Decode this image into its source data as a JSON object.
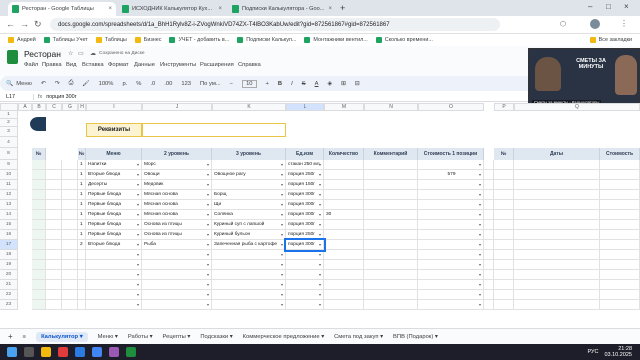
{
  "browser": {
    "tabs": [
      {
        "label": "Ресторан - Google Таблицы",
        "active": true
      },
      {
        "label": "ИСХОДНИК Калькулятор Кух...",
        "active": false
      },
      {
        "label": "Подписки Калькулятора - Goo...",
        "active": false
      }
    ],
    "url": "docs.google.com/spreadsheets/d/1a_BhH1Rylv8Z-i-ZVogWnkiVD74ZX-T4lBO3KabUw/edit?gid=872561867#gid=872561867",
    "bookmarks": [
      "Андрей",
      "Таблицы Учет",
      "Таблицы",
      "Бизнес",
      "УЧЕТ - добавить в...",
      "Подписки Калькул...",
      "Монтажники вентил...",
      "Сколько времени..."
    ],
    "all_bookmarks": "Все закладки"
  },
  "app": {
    "title": "Ресторан",
    "saved_status": "Сохранено на Диске",
    "menus": [
      "Файл",
      "Правка",
      "Вид",
      "Вставка",
      "Формат",
      "Данные",
      "Инструменты",
      "Расширения",
      "Справка"
    ],
    "toolbar": {
      "menus_label": "Меню",
      "zoom": "100%",
      "currency": "р.",
      "percent": "%",
      "decimals_dec": ".0",
      "decimals_inc": ".00",
      "number_format": "123",
      "font": "По ум...",
      "font_size": "10"
    },
    "cell_ref": "L17",
    "formula": "порция 300г"
  },
  "video": {
    "title": "СМЕТЫ ЗА МИНУТЫ",
    "caption": "Сметы за минуты - Калькуляторы"
  },
  "sheet": {
    "section_title": "Реквизиты",
    "column_letters": [
      "A",
      "B",
      "C",
      "G",
      "H",
      "I",
      "J",
      "K",
      "L",
      "M",
      "N",
      "O",
      "P",
      "Q"
    ],
    "headers": [
      "№",
      "№",
      "Меню",
      "2 уровень",
      "3 уровень",
      "Ед.изм",
      "Количество",
      "Комментарий",
      "Стоимость 1 позиции",
      "№",
      "Даты",
      "Стоимость"
    ],
    "row_numbers": [
      "1",
      "2",
      "3",
      "4",
      "8",
      "9",
      "10",
      "11",
      "12",
      "13",
      "14",
      "15",
      "16",
      "17",
      "18",
      "19",
      "20",
      "21",
      "22",
      "23"
    ],
    "rows": [
      {
        "num": "1",
        "menu": "Напитки",
        "level2": "Морс",
        "level3": "",
        "unit": "стакан 250 мл",
        "qty": "",
        "comment": "",
        "cost": ""
      },
      {
        "num": "1",
        "menu": "Вторые блюда",
        "level2": "Овощи",
        "level3": "Овощное рагу",
        "unit": "порция 250г",
        "qty": "",
        "comment": "",
        "cost": "579"
      },
      {
        "num": "1",
        "menu": "Десерты",
        "level2": "Медовик",
        "level3": "",
        "unit": "порция 150г",
        "qty": "",
        "comment": "",
        "cost": ""
      },
      {
        "num": "1",
        "menu": "Первые блюда",
        "level2": "Мясная основа",
        "level3": "Борщ",
        "unit": "порция 300г",
        "qty": "",
        "comment": "",
        "cost": ""
      },
      {
        "num": "1",
        "menu": "Первые блюда",
        "level2": "Мясная основа",
        "level3": "Щи",
        "unit": "порция 300г",
        "qty": "",
        "comment": "",
        "cost": ""
      },
      {
        "num": "1",
        "menu": "Первые блюда",
        "level2": "Мясная основа",
        "level3": "Солянка",
        "unit": "порция 300г",
        "qty": "30",
        "comment": "",
        "cost": ""
      },
      {
        "num": "1",
        "menu": "Первые блюда",
        "level2": "Основа из птицы",
        "level3": "Куриный суп с лапшой",
        "unit": "порция 300г",
        "qty": "",
        "comment": "",
        "cost": ""
      },
      {
        "num": "1",
        "menu": "Первые блюда",
        "level2": "Основа из птицы",
        "level3": "Куриный бульон",
        "unit": "порция 250г",
        "qty": "",
        "comment": "",
        "cost": ""
      },
      {
        "num": "2",
        "menu": "Вторые блюда",
        "level2": "Рыба",
        "level3": "Запеченная рыба с картофе",
        "unit": "порция 300г",
        "qty": "",
        "comment": "",
        "cost": ""
      }
    ],
    "tabs": [
      "Калькулятор",
      "Меню",
      "Работы",
      "Рецепты",
      "Подсказки",
      "Коммерческое предложение",
      "Смета под закуп",
      "ВПВ (Подарок)"
    ],
    "active_tab": "Калькулятор"
  },
  "taskbar": {
    "time": "21:28",
    "date": "03.10.2025",
    "lang": "РУС"
  },
  "colors": {
    "accent_green": "#1e8e3e",
    "header_bg": "#dfe7f1",
    "rekvizity_border": "#e8c547",
    "rekvizity_bg": "#fbf3d1"
  }
}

### The exercise
Copy the listing in full and without alteration, omitting every picture.

### Finished exercise
Decode this image into its source data as a JSON object.
{
  "browser": {
    "tabs": [
      {
        "label": "Ресторан - Google Таблицы",
        "active": true
      },
      {
        "label": "ИСХОДНИК Калькулятор Кух...",
        "active": false
      },
      {
        "label": "Подписки Калькулятора - Goo...",
        "active": false
      }
    ],
    "url": "docs.google.com/spreadsheets/d/1a_BhH1Rylv8Z-i-ZVogWnkiVD74ZX-T4lBO3KabUw/edit?gid=872561867#gid=872561867",
    "bookmarks": [
      "Андрей",
      "Таблицы Учет",
      "Таблицы",
      "Бизнес",
      "УЧЕТ - добавить в...",
      "Подписки Калькул...",
      "Монтажники вентил...",
      "Сколько времени..."
    ],
    "all_bookmarks": "Все закладки"
  },
  "app": {
    "title": "Ресторан",
    "saved_status": "Сохранено на Диске",
    "menus": [
      "Файл",
      "Правка",
      "Вид",
      "Вставка",
      "Формат",
      "Данные",
      "Инструменты",
      "Расширения",
      "Справка"
    ],
    "toolbar": {
      "menus_label": "Меню",
      "zoom": "100%",
      "currency": "р.",
      "percent": "%",
      "decimals_dec": ".0",
      "decimals_inc": ".00",
      "number_format": "123",
      "font": "По ум...",
      "font_size": "10"
    },
    "cell_ref": "L17",
    "formula": "порция 300г"
  },
  "video": {
    "title": "СМЕТЫ ЗА МИНУТЫ",
    "caption": "Сметы за минуты - Калькуляторы"
  },
  "sheet": {
    "section_title": "Реквизиты",
    "column_letters": [
      "A",
      "B",
      "C",
      "G",
      "H",
      "I",
      "J",
      "K",
      "L",
      "M",
      "N",
      "O",
      "P",
      "Q"
    ],
    "headers": [
      "№",
      "№",
      "Меню",
      "2 уровень",
      "3 уровень",
      "Ед.изм",
      "Количество",
      "Комментарий",
      "Стоимость 1 позиции",
      "№",
      "Даты",
      "Стоимость"
    ],
    "row_numbers": [
      "1",
      "2",
      "3",
      "4",
      "8",
      "9",
      "10",
      "11",
      "12",
      "13",
      "14",
      "15",
      "16",
      "17",
      "18",
      "19",
      "20",
      "21",
      "22",
      "23"
    ],
    "rows": [
      {
        "num": "1",
        "menu": "Напитки",
        "level2": "Морс",
        "level3": "",
        "unit": "стакан 250 мл",
        "qty": "",
        "comment": "",
        "cost": ""
      },
      {
        "num": "1",
        "menu": "Вторые блюда",
        "level2": "Овощи",
        "level3": "Овощное рагу",
        "unit": "порция 250г",
        "qty": "",
        "comment": "",
        "cost": "579"
      },
      {
        "num": "1",
        "menu": "Десерты",
        "level2": "Медовик",
        "level3": "",
        "unit": "порция 150г",
        "qty": "",
        "comment": "",
        "cost": ""
      },
      {
        "num": "1",
        "menu": "Первые блюда",
        "level2": "Мясная основа",
        "level3": "Борщ",
        "unit": "порция 300г",
        "qty": "",
        "comment": "",
        "cost": ""
      },
      {
        "num": "1",
        "menu": "Первые блюда",
        "level2": "Мясная основа",
        "level3": "Щи",
        "unit": "порция 300г",
        "qty": "",
        "comment": "",
        "cost": ""
      },
      {
        "num": "1",
        "menu": "Первые блюда",
        "level2": "Мясная основа",
        "level3": "Солянка",
        "unit": "порция 300г",
        "qty": "30",
        "comment": "",
        "cost": ""
      },
      {
        "num": "1",
        "menu": "Первые блюда",
        "level2": "Основа из птицы",
        "level3": "Куриный суп с лапшой",
        "unit": "порция 300г",
        "qty": "",
        "comment": "",
        "cost": ""
      },
      {
        "num": "1",
        "menu": "Первые блюда",
        "level2": "Основа из птицы",
        "level3": "Куриный бульон",
        "unit": "порция 250г",
        "qty": "",
        "comment": "",
        "cost": ""
      },
      {
        "num": "2",
        "menu": "Вторые блюда",
        "level2": "Рыба",
        "level3": "Запеченная рыба с картофе",
        "unit": "порция 300г",
        "qty": "",
        "comment": "",
        "cost": ""
      }
    ],
    "tabs": [
      "Калькулятор",
      "Меню",
      "Работы",
      "Рецепты",
      "Подсказки",
      "Коммерческое предложение",
      "Смета под закуп",
      "ВПВ (Подарок)"
    ],
    "active_tab": "Калькулятор"
  },
  "taskbar": {
    "time": "21:28",
    "date": "03.10.2025",
    "lang": "РУС"
  },
  "colors": {
    "accent_green": "#1e8e3e",
    "header_bg": "#dfe7f1",
    "rekvizity_border": "#e8c547",
    "rekvizity_bg": "#fbf3d1"
  }
}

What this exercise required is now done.